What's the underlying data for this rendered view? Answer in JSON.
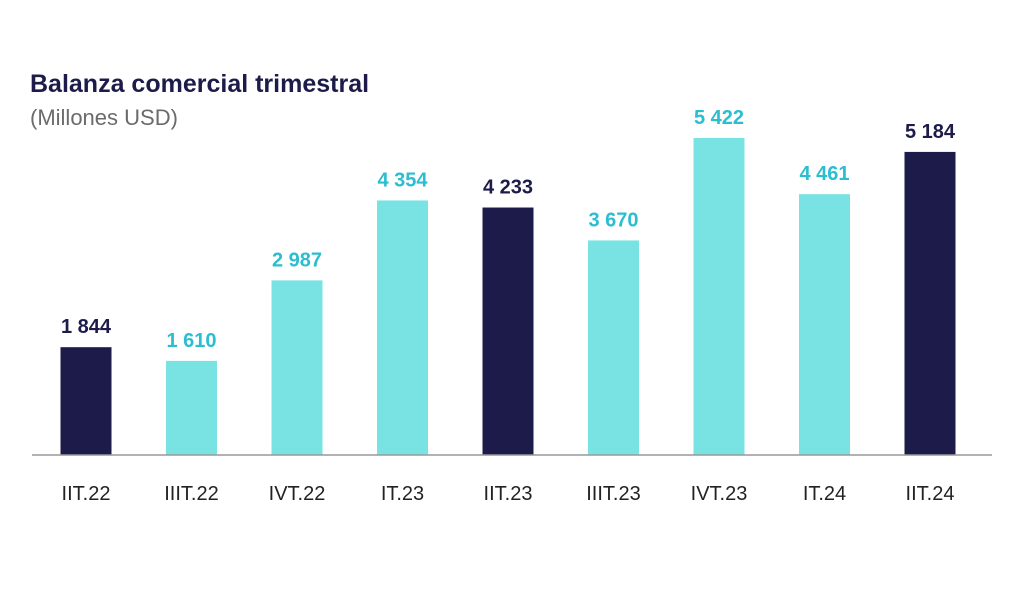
{
  "chart_data": {
    "type": "bar",
    "title": "Balanza comercial trimestral",
    "subtitle": "(Millones USD)",
    "categories": [
      "IIT.22",
      "IIIT.22",
      "IVT.22",
      "IT.23",
      "IIT.23",
      "IIIT.23",
      "IVT.23",
      "IT.24",
      "IIT.24"
    ],
    "values": [
      1844,
      1610,
      2987,
      4354,
      4233,
      3670,
      5422,
      4461,
      5184
    ],
    "value_labels": [
      "1 844",
      "1 610",
      "2 987",
      "4 354",
      "4 233",
      "3 670",
      "5 422",
      "4 461",
      "5 184"
    ],
    "highlight": [
      true,
      false,
      false,
      false,
      true,
      false,
      false,
      false,
      true
    ],
    "ylim": [
      0,
      5422
    ],
    "grid": false,
    "legend": "none"
  },
  "colors": {
    "highlight_bar": "#1c1b4a",
    "bar": "#79e3e3",
    "highlight_label": "#1c1b4a",
    "label": "#2bbdd0",
    "axis": "#999999"
  }
}
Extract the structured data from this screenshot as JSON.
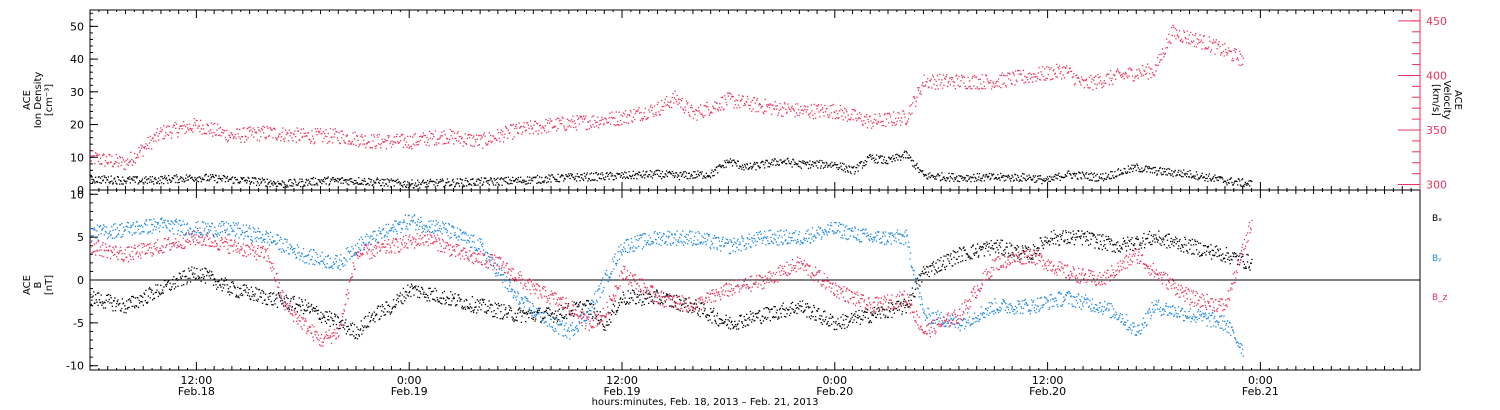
{
  "chart_data": [
    {
      "type": "scatter",
      "panel": "top",
      "ylabel": [
        "ACE",
        "Ion Density",
        "[cm⁻³]"
      ],
      "y2label": [
        "ACE",
        "Velocity",
        "[km/s]"
      ],
      "ylim": [
        0,
        55
      ],
      "y_ticks": [
        0,
        10,
        20,
        30,
        40,
        50
      ],
      "y2lim": [
        295,
        460
      ],
      "y2_ticks": [
        300,
        350,
        400,
        450
      ],
      "series": [
        {
          "axis": "left",
          "color": "#000000",
          "points": [
            [
              0,
              3.5
            ],
            [
              6,
              3
            ],
            [
              12,
              4
            ],
            [
              18,
              3
            ],
            [
              22,
              2
            ],
            [
              26,
              3
            ],
            [
              30,
              3
            ],
            [
              36,
              2
            ],
            [
              42,
              2.5
            ],
            [
              48,
              3
            ],
            [
              54,
              4
            ],
            [
              60,
              4.5
            ],
            [
              64,
              5
            ],
            [
              66,
              4.5
            ],
            [
              70,
              5
            ],
            [
              72,
              9
            ],
            [
              74,
              7
            ],
            [
              78,
              9
            ],
            [
              80,
              8
            ],
            [
              84,
              8
            ],
            [
              86,
              6
            ],
            [
              88,
              10
            ],
            [
              90,
              9
            ],
            [
              92,
              11
            ],
            [
              94,
              4.5
            ],
            [
              98,
              4
            ],
            [
              102,
              4
            ],
            [
              106,
              4
            ],
            [
              108,
              3
            ],
            [
              110,
              5
            ],
            [
              114,
              4
            ],
            [
              118,
              7
            ],
            [
              120,
              6
            ],
            [
              124,
              5
            ],
            [
              128,
              3
            ],
            [
              131,
              2
            ]
          ]
        },
        {
          "axis": "right",
          "color": "#e8335f",
          "points": [
            [
              0,
              325
            ],
            [
              4,
              320
            ],
            [
              8,
              348
            ],
            [
              12,
              355
            ],
            [
              16,
              345
            ],
            [
              20,
              348
            ],
            [
              24,
              345
            ],
            [
              28,
              345
            ],
            [
              32,
              340
            ],
            [
              36,
              340
            ],
            [
              40,
              345
            ],
            [
              44,
              340
            ],
            [
              48,
              350
            ],
            [
              52,
              355
            ],
            [
              56,
              358
            ],
            [
              60,
              362
            ],
            [
              64,
              370
            ],
            [
              66,
              380
            ],
            [
              68,
              365
            ],
            [
              72,
              378
            ],
            [
              76,
              372
            ],
            [
              80,
              368
            ],
            [
              84,
              368
            ],
            [
              88,
              358
            ],
            [
              92,
              362
            ],
            [
              94,
              395
            ],
            [
              98,
              395
            ],
            [
              102,
              395
            ],
            [
              106,
              400
            ],
            [
              110,
              405
            ],
            [
              112,
              392
            ],
            [
              116,
              400
            ],
            [
              118,
              403
            ],
            [
              120,
              405
            ],
            [
              122,
              440
            ],
            [
              126,
              430
            ],
            [
              130,
              415
            ]
          ]
        }
      ]
    },
    {
      "type": "scatter",
      "panel": "bottom",
      "ylabel": [
        "ACE",
        "B",
        "[nT]"
      ],
      "ylim": [
        -10.5,
        10.5
      ],
      "y_ticks": [
        -10,
        -5,
        0,
        5,
        10
      ],
      "reference_line": 0,
      "legend": [
        "Bₓ",
        "Bᵧ",
        "B_z"
      ],
      "legend_placement": "right",
      "series": [
        {
          "name": "Bₓ",
          "color": "#000000",
          "points": [
            [
              0,
              -2
            ],
            [
              4,
              -3
            ],
            [
              8,
              -1
            ],
            [
              12,
              1
            ],
            [
              16,
              -1
            ],
            [
              20,
              -2
            ],
            [
              24,
              -3
            ],
            [
              28,
              -5
            ],
            [
              30,
              -6
            ],
            [
              32,
              -4
            ],
            [
              34,
              -3
            ],
            [
              36,
              -1
            ],
            [
              40,
              -2
            ],
            [
              44,
              -3
            ],
            [
              48,
              -4
            ],
            [
              52,
              -4
            ],
            [
              56,
              -3
            ],
            [
              58,
              -5
            ],
            [
              60,
              -2
            ],
            [
              64,
              -2
            ],
            [
              68,
              -3
            ],
            [
              72,
              -5
            ],
            [
              76,
              -4
            ],
            [
              80,
              -3
            ],
            [
              84,
              -5
            ],
            [
              88,
              -4
            ],
            [
              92,
              -3
            ],
            [
              94,
              1
            ],
            [
              98,
              3
            ],
            [
              102,
              4
            ],
            [
              106,
              3
            ],
            [
              108,
              5
            ],
            [
              112,
              5
            ],
            [
              116,
              4
            ],
            [
              120,
              5
            ],
            [
              124,
              4
            ],
            [
              128,
              3
            ],
            [
              131,
              2
            ]
          ]
        },
        {
          "name": "Bᵧ",
          "color": "#1f88e0",
          "points": [
            [
              0,
              5.5
            ],
            [
              4,
              6
            ],
            [
              8,
              6.5
            ],
            [
              12,
              6
            ],
            [
              16,
              6
            ],
            [
              20,
              5
            ],
            [
              24,
              3
            ],
            [
              28,
              2
            ],
            [
              30,
              4
            ],
            [
              32,
              5
            ],
            [
              36,
              7
            ],
            [
              40,
              6
            ],
            [
              44,
              4
            ],
            [
              48,
              -2
            ],
            [
              52,
              -5
            ],
            [
              54,
              -6
            ],
            [
              56,
              -4
            ],
            [
              60,
              4
            ],
            [
              64,
              5
            ],
            [
              68,
              5
            ],
            [
              72,
              4
            ],
            [
              76,
              5
            ],
            [
              80,
              5
            ],
            [
              84,
              6
            ],
            [
              88,
              5
            ],
            [
              92,
              5
            ],
            [
              94,
              -4
            ],
            [
              98,
              -5
            ],
            [
              102,
              -3
            ],
            [
              106,
              -3
            ],
            [
              110,
              -2
            ],
            [
              114,
              -3
            ],
            [
              116,
              -4
            ],
            [
              118,
              -6
            ],
            [
              120,
              -3
            ],
            [
              124,
              -4
            ],
            [
              128,
              -5
            ],
            [
              130,
              -8
            ]
          ]
        },
        {
          "name": "B_z",
          "color": "#e8335f",
          "points": [
            [
              0,
              4
            ],
            [
              4,
              3
            ],
            [
              8,
              4
            ],
            [
              12,
              5
            ],
            [
              16,
              4
            ],
            [
              20,
              3
            ],
            [
              22,
              -3
            ],
            [
              24,
              -5
            ],
            [
              26,
              -7
            ],
            [
              28,
              -6
            ],
            [
              30,
              3
            ],
            [
              34,
              4
            ],
            [
              38,
              5
            ],
            [
              42,
              3
            ],
            [
              46,
              2
            ],
            [
              50,
              -1
            ],
            [
              54,
              -3
            ],
            [
              56,
              -5
            ],
            [
              58,
              -4
            ],
            [
              60,
              1
            ],
            [
              64,
              -2
            ],
            [
              68,
              -3
            ],
            [
              72,
              -1
            ],
            [
              76,
              0
            ],
            [
              80,
              2
            ],
            [
              84,
              -1
            ],
            [
              88,
              -3
            ],
            [
              92,
              -2
            ],
            [
              94,
              -6
            ],
            [
              98,
              -4
            ],
            [
              102,
              2
            ],
            [
              106,
              3
            ],
            [
              110,
              1
            ],
            [
              114,
              0
            ],
            [
              118,
              3
            ],
            [
              120,
              1
            ],
            [
              124,
              -2
            ],
            [
              128,
              -3
            ],
            [
              131,
              7
            ]
          ]
        }
      ]
    }
  ],
  "x_axis": {
    "range_hours": [
      0,
      150
    ],
    "tick_labels": [
      {
        "t": 12,
        "label": "12:00",
        "sub": "Feb.18"
      },
      {
        "t": 36,
        "label": "0:00",
        "sub": "Feb.19"
      },
      {
        "t": 60,
        "label": "12:00",
        "sub": "Feb.19"
      },
      {
        "t": 84,
        "label": "0:00",
        "sub": "Feb.20"
      },
      {
        "t": 108,
        "label": "12:00",
        "sub": "Feb.20"
      },
      {
        "t": 132,
        "label": "0:00",
        "sub": "Feb.21"
      }
    ],
    "xlabel": "hours:minutes, Feb. 18, 2013 – Feb. 21, 2013"
  },
  "colors": {
    "black": "#000000",
    "red": "#e8335f",
    "blue": "#1f88e0"
  }
}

____________

> [WRITTEN REQUEST] Copy every line of the entries above in which "this" occurs.

> [TASK SOLUTION]
What's the underlying data for this rendered view? Answer in JSON.
Extract the structured data from this screenshot as JSON.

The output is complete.